■ **WHAT THE TASK ASKS**
Copy all lines that contain the word "keyboard".

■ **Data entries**
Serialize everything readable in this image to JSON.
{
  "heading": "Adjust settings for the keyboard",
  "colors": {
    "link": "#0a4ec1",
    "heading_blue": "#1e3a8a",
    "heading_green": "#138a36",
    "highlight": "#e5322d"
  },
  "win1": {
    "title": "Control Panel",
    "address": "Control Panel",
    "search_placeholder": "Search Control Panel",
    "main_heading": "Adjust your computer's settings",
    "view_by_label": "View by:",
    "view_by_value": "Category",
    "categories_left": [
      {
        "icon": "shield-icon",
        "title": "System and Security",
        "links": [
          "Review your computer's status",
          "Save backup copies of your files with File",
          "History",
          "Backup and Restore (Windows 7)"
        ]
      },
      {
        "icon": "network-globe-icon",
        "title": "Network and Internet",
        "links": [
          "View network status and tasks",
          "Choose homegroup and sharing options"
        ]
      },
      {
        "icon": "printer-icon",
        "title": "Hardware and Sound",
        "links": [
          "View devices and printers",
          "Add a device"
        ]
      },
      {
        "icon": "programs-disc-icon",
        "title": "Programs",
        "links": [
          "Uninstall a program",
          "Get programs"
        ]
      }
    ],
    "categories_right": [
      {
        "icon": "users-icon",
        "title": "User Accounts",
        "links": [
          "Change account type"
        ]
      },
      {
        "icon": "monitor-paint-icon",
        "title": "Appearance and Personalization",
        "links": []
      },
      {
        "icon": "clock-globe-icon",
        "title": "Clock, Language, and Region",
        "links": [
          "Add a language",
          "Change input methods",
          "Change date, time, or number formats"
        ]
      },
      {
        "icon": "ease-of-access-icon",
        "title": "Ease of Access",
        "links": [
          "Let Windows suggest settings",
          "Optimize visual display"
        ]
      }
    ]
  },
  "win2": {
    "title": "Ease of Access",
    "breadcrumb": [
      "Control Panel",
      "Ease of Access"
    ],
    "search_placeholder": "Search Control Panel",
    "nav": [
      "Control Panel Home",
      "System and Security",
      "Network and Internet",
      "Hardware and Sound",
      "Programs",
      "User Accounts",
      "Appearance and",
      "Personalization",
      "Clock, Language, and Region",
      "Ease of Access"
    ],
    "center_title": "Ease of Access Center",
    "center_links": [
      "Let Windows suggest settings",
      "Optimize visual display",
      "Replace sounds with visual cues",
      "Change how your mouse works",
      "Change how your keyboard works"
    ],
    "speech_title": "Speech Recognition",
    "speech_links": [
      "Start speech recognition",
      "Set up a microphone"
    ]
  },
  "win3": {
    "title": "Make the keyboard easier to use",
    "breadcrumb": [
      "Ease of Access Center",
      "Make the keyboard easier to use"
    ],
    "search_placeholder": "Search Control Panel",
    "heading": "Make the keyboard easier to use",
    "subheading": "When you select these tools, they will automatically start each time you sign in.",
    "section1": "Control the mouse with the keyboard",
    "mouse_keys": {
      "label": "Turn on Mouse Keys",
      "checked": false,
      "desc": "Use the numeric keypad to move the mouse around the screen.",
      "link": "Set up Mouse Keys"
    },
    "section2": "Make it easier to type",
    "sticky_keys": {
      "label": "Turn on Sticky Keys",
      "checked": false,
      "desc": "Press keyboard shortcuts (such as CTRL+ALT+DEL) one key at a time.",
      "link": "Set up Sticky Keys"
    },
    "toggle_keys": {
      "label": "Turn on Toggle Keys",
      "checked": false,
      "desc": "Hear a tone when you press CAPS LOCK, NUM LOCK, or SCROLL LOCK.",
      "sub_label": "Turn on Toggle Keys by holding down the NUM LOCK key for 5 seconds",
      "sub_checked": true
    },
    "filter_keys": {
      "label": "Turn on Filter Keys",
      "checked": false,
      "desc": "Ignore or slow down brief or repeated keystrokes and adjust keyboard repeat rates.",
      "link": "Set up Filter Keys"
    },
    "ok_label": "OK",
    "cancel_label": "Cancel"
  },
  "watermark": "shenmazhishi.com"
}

■ **REPLY**
  "heading": "Adjust settings for the keyboard",
      "Change how your keyboard works"
    "title": "Make the keyboard easier to use",
      "Make the keyboard easier to use"
    "heading": "Make the keyboard easier to use",
    "section1": "Control the mouse with the keyboard",
      "desc": "Press keyboard shortcuts (such as CTRL+ALT+DEL) one key at a time.",
      "desc": "Ignore or slow down brief or repeated keystrokes and adjust keyboard repeat rates.",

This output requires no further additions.